_Given problem_:
Output the full listing below exactly as it reads, and skip anything that is a picture.

---------- Data rows ----------

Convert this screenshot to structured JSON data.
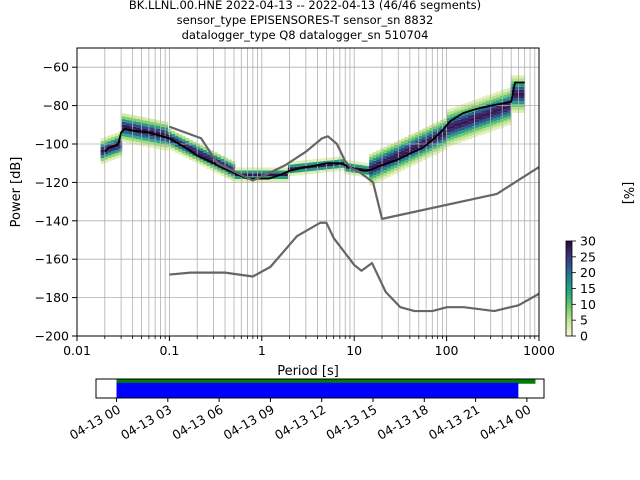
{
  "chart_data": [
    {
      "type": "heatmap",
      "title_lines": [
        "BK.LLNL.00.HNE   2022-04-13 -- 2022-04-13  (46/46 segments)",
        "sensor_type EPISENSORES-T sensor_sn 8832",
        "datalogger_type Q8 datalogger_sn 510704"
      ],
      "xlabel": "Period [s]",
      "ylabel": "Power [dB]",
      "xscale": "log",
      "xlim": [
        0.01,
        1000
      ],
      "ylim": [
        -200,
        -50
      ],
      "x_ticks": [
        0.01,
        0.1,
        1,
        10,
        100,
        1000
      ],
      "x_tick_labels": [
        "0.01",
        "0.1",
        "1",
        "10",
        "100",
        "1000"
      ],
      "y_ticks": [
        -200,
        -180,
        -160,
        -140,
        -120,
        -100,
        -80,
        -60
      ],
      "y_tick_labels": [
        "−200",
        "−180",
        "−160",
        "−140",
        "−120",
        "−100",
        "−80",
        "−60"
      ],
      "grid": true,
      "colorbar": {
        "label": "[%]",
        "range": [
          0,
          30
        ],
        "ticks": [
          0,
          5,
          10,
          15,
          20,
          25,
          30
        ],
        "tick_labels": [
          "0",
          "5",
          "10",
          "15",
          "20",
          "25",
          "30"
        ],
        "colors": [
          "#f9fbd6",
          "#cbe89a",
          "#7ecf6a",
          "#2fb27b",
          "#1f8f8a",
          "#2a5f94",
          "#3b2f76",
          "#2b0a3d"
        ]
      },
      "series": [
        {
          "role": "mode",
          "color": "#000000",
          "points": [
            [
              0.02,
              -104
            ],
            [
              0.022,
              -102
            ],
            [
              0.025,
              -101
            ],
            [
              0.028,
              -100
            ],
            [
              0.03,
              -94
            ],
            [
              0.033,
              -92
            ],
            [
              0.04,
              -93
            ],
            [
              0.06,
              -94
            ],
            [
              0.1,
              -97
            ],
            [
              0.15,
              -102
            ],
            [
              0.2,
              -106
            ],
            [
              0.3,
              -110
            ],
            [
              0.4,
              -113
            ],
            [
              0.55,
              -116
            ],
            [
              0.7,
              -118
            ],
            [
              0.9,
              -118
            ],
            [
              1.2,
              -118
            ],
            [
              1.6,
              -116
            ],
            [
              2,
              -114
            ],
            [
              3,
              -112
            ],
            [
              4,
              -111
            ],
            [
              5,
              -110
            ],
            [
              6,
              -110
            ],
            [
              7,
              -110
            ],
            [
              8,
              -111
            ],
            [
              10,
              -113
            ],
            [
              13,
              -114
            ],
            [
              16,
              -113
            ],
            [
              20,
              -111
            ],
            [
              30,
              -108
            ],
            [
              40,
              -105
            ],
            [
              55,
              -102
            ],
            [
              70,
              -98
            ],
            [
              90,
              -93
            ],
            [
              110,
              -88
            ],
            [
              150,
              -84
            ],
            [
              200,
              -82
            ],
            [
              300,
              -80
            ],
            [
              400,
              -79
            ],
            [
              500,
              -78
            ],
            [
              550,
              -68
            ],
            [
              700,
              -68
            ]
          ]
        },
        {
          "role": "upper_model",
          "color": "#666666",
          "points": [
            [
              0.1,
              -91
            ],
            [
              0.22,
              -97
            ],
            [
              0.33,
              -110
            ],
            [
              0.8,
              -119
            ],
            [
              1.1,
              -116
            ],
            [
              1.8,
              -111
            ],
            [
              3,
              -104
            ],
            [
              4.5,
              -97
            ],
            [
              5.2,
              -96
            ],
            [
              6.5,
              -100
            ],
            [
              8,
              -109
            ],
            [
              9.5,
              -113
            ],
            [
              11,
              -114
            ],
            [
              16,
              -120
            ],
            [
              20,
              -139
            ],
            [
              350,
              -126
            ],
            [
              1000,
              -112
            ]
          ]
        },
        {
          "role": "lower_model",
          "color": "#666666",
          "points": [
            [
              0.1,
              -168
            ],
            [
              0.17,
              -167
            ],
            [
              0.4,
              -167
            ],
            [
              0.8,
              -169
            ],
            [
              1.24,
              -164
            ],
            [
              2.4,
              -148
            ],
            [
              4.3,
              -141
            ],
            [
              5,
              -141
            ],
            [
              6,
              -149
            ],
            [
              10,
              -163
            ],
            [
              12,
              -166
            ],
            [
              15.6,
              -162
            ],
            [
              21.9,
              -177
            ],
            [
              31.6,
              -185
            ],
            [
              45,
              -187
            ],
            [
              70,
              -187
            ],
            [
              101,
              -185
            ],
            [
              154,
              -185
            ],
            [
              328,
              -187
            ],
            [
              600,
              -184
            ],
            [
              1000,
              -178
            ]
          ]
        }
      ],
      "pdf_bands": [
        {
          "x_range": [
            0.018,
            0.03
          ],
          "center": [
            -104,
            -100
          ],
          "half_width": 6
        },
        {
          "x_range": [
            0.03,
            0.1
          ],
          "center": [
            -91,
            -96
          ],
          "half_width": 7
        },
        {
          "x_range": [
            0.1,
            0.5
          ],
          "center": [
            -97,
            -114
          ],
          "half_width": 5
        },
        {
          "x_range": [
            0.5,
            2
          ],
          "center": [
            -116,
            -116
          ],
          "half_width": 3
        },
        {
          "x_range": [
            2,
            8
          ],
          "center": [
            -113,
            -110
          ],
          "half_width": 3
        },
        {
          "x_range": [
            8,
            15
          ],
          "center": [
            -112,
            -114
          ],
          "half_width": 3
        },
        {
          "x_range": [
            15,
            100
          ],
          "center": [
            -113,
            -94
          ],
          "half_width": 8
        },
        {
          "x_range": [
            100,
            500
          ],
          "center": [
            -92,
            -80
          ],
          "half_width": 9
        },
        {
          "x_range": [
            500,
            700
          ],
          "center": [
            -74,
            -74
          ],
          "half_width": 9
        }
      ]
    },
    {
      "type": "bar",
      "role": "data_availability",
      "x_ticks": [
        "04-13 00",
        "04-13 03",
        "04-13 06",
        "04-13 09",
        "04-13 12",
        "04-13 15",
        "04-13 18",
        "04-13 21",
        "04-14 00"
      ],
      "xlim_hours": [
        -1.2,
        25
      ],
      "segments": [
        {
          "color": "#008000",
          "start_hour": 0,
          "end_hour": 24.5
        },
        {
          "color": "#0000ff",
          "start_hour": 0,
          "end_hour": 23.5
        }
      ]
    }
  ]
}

----------

_Answer below_:
Convert this screenshot to structured JSON data.
{
  "chart_data": [
    {
      "type": "heatmap",
      "title_lines": [
        "BK.LLNL.00.HNE   2022-04-13 -- 2022-04-13  (46/46 segments)",
        "sensor_type EPISENSORES-T sensor_sn 8832",
        "datalogger_type Q8 datalogger_sn 510704"
      ],
      "xlabel": "Period [s]",
      "ylabel": "Power [dB]",
      "xscale": "log",
      "xlim": [
        0.01,
        1000
      ],
      "ylim": [
        -200,
        -50
      ],
      "x_ticks": [
        0.01,
        0.1,
        1,
        10,
        100,
        1000
      ],
      "x_tick_labels": [
        "0.01",
        "0.1",
        "1",
        "10",
        "100",
        "1000"
      ],
      "y_ticks": [
        -200,
        -180,
        -160,
        -140,
        -120,
        -100,
        -80,
        -60
      ],
      "y_tick_labels": [
        "−200",
        "−180",
        "−160",
        "−140",
        "−120",
        "−100",
        "−80",
        "−60"
      ],
      "grid": true,
      "colorbar": {
        "label": "[%]",
        "range": [
          0,
          30
        ],
        "ticks": [
          0,
          5,
          10,
          15,
          20,
          25,
          30
        ],
        "tick_labels": [
          "0",
          "5",
          "10",
          "15",
          "20",
          "25",
          "30"
        ],
        "colors": [
          "#f9fbd6",
          "#cbe89a",
          "#7ecf6a",
          "#2fb27b",
          "#1f8f8a",
          "#2a5f94",
          "#3b2f76",
          "#2b0a3d"
        ]
      },
      "series": [
        {
          "role": "mode",
          "color": "#000000",
          "points": [
            [
              0.02,
              -104
            ],
            [
              0.022,
              -102
            ],
            [
              0.025,
              -101
            ],
            [
              0.028,
              -100
            ],
            [
              0.03,
              -94
            ],
            [
              0.033,
              -92
            ],
            [
              0.04,
              -93
            ],
            [
              0.06,
              -94
            ],
            [
              0.1,
              -97
            ],
            [
              0.15,
              -102
            ],
            [
              0.2,
              -106
            ],
            [
              0.3,
              -110
            ],
            [
              0.4,
              -113
            ],
            [
              0.55,
              -116
            ],
            [
              0.7,
              -118
            ],
            [
              0.9,
              -118
            ],
            [
              1.2,
              -118
            ],
            [
              1.6,
              -116
            ],
            [
              2,
              -114
            ],
            [
              3,
              -112
            ],
            [
              4,
              -111
            ],
            [
              5,
              -110
            ],
            [
              6,
              -110
            ],
            [
              7,
              -110
            ],
            [
              8,
              -111
            ],
            [
              10,
              -113
            ],
            [
              13,
              -114
            ],
            [
              16,
              -113
            ],
            [
              20,
              -111
            ],
            [
              30,
              -108
            ],
            [
              40,
              -105
            ],
            [
              55,
              -102
            ],
            [
              70,
              -98
            ],
            [
              90,
              -93
            ],
            [
              110,
              -88
            ],
            [
              150,
              -84
            ],
            [
              200,
              -82
            ],
            [
              300,
              -80
            ],
            [
              400,
              -79
            ],
            [
              500,
              -78
            ],
            [
              550,
              -68
            ],
            [
              700,
              -68
            ]
          ]
        },
        {
          "role": "upper_model",
          "color": "#666666",
          "points": [
            [
              0.1,
              -91
            ],
            [
              0.22,
              -97
            ],
            [
              0.33,
              -110
            ],
            [
              0.8,
              -119
            ],
            [
              1.1,
              -116
            ],
            [
              1.8,
              -111
            ],
            [
              3,
              -104
            ],
            [
              4.5,
              -97
            ],
            [
              5.2,
              -96
            ],
            [
              6.5,
              -100
            ],
            [
              8,
              -109
            ],
            [
              9.5,
              -113
            ],
            [
              11,
              -114
            ],
            [
              16,
              -120
            ],
            [
              20,
              -139
            ],
            [
              350,
              -126
            ],
            [
              1000,
              -112
            ]
          ]
        },
        {
          "role": "lower_model",
          "color": "#666666",
          "points": [
            [
              0.1,
              -168
            ],
            [
              0.17,
              -167
            ],
            [
              0.4,
              -167
            ],
            [
              0.8,
              -169
            ],
            [
              1.24,
              -164
            ],
            [
              2.4,
              -148
            ],
            [
              4.3,
              -141
            ],
            [
              5,
              -141
            ],
            [
              6,
              -149
            ],
            [
              10,
              -163
            ],
            [
              12,
              -166
            ],
            [
              15.6,
              -162
            ],
            [
              21.9,
              -177
            ],
            [
              31.6,
              -185
            ],
            [
              45,
              -187
            ],
            [
              70,
              -187
            ],
            [
              101,
              -185
            ],
            [
              154,
              -185
            ],
            [
              328,
              -187
            ],
            [
              600,
              -184
            ],
            [
              1000,
              -178
            ]
          ]
        }
      ],
      "pdf_bands": [
        {
          "x_range": [
            0.018,
            0.03
          ],
          "center": [
            -104,
            -100
          ],
          "half_width": 6
        },
        {
          "x_range": [
            0.03,
            0.1
          ],
          "center": [
            -91,
            -96
          ],
          "half_width": 7
        },
        {
          "x_range": [
            0.1,
            0.5
          ],
          "center": [
            -97,
            -114
          ],
          "half_width": 5
        },
        {
          "x_range": [
            0.5,
            2
          ],
          "center": [
            -116,
            -116
          ],
          "half_width": 3
        },
        {
          "x_range": [
            2,
            8
          ],
          "center": [
            -113,
            -110
          ],
          "half_width": 3
        },
        {
          "x_range": [
            8,
            15
          ],
          "center": [
            -112,
            -114
          ],
          "half_width": 3
        },
        {
          "x_range": [
            15,
            100
          ],
          "center": [
            -113,
            -94
          ],
          "half_width": 8
        },
        {
          "x_range": [
            100,
            500
          ],
          "center": [
            -92,
            -80
          ],
          "half_width": 9
        },
        {
          "x_range": [
            500,
            700
          ],
          "center": [
            -74,
            -74
          ],
          "half_width": 9
        }
      ]
    },
    {
      "type": "bar",
      "role": "data_availability",
      "x_ticks": [
        "04-13 00",
        "04-13 03",
        "04-13 06",
        "04-13 09",
        "04-13 12",
        "04-13 15",
        "04-13 18",
        "04-13 21",
        "04-14 00"
      ],
      "xlim_hours": [
        -1.2,
        25
      ],
      "segments": [
        {
          "color": "#008000",
          "start_hour": 0,
          "end_hour": 24.5
        },
        {
          "color": "#0000ff",
          "start_hour": 0,
          "end_hour": 23.5
        }
      ]
    }
  ]
}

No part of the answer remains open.